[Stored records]
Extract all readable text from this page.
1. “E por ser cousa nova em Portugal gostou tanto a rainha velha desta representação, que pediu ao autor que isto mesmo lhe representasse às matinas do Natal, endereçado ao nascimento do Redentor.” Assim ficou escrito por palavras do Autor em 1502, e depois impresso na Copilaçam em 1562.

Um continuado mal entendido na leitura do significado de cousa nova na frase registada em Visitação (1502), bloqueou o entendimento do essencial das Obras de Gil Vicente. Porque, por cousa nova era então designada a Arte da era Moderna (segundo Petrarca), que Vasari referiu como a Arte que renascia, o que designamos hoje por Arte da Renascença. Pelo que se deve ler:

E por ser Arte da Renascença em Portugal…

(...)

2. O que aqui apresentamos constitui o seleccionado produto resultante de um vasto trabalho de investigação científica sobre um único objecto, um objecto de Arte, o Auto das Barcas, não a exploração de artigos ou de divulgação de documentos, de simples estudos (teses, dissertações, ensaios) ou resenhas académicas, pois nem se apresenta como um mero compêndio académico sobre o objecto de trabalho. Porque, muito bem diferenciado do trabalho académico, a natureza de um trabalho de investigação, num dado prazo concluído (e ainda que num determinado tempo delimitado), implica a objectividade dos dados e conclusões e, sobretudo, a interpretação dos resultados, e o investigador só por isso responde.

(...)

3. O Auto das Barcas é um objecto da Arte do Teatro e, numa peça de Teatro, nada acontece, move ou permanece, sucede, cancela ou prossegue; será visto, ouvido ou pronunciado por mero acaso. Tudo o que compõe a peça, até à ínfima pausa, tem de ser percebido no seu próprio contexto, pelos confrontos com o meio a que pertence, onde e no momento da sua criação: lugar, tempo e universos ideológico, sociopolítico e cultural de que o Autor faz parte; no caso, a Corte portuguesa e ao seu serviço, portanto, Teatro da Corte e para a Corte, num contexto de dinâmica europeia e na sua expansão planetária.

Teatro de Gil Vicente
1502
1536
==
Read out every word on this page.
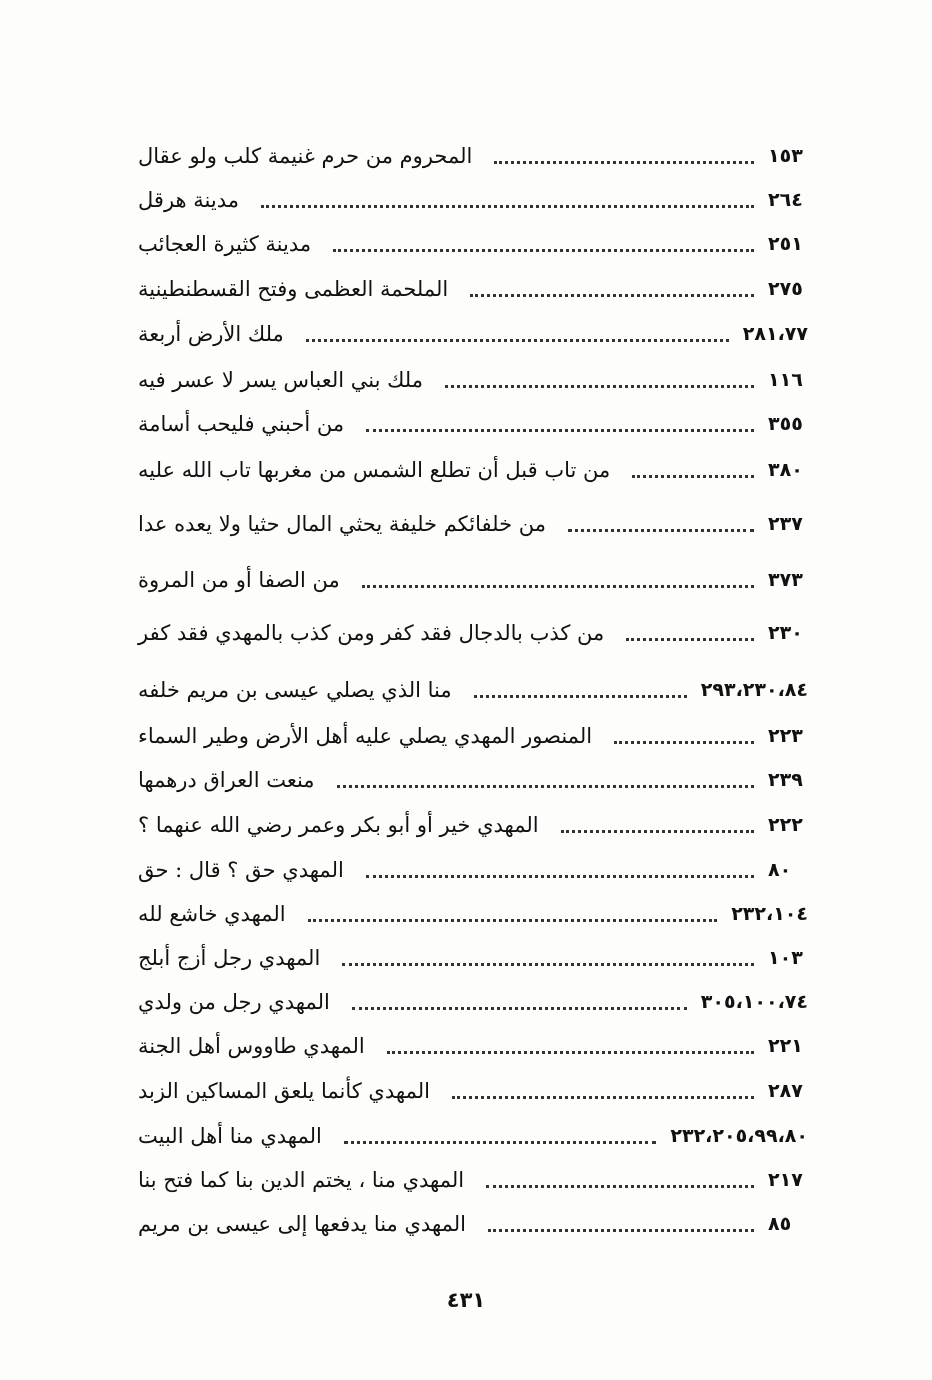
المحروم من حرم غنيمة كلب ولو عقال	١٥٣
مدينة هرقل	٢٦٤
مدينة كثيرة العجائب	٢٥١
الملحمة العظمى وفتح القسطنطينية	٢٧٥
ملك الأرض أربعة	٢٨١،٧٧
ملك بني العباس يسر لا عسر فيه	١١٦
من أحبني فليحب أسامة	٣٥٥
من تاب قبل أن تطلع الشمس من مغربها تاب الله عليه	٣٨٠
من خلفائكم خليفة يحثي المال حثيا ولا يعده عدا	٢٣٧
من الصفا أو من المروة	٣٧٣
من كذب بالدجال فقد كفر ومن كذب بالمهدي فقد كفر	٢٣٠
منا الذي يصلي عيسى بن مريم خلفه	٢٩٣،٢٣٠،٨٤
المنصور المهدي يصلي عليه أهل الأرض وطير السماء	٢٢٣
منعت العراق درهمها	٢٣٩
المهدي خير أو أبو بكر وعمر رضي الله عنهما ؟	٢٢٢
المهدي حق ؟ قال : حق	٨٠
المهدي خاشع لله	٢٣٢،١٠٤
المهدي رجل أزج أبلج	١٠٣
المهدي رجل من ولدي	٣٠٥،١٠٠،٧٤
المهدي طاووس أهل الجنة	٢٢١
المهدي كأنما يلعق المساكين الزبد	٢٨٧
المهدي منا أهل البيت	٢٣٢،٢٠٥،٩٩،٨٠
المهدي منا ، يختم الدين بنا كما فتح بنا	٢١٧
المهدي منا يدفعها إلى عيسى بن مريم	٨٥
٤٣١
...
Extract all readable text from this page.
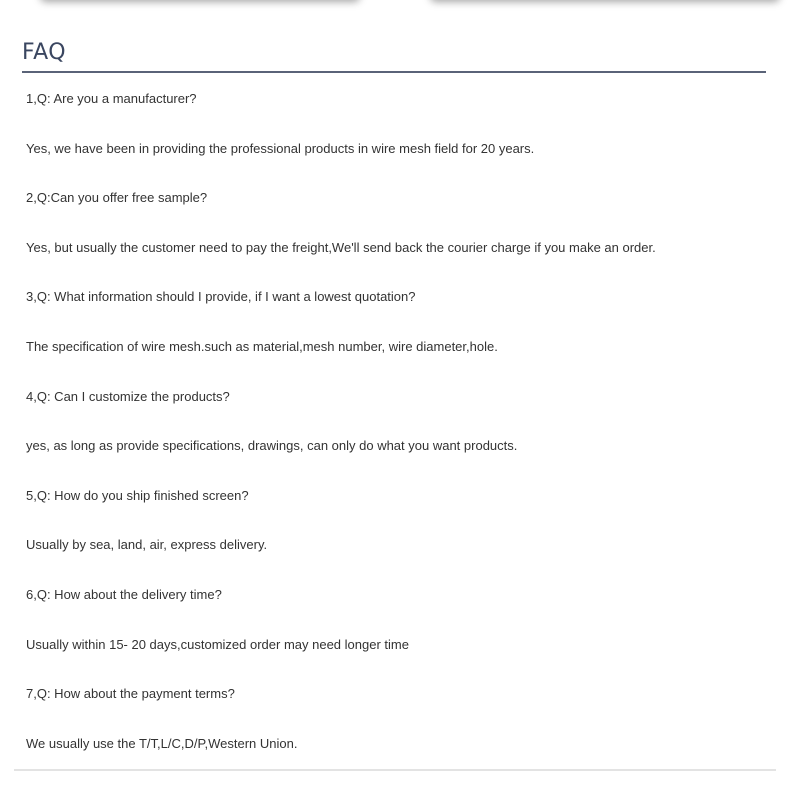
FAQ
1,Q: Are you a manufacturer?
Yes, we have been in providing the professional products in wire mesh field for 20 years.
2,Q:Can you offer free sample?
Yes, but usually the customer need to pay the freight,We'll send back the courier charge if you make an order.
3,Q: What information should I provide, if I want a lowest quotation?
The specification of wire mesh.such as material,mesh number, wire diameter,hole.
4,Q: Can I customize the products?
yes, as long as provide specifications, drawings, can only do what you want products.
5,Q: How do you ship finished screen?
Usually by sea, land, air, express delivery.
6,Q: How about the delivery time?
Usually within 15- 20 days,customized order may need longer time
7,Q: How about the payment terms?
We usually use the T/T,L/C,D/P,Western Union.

→ **EXERCISE TASK**
Pull out every line containing "delivery".

→ **RESPONSE**
Usually by sea, land, air, express delivery.
6,Q: How about the delivery time?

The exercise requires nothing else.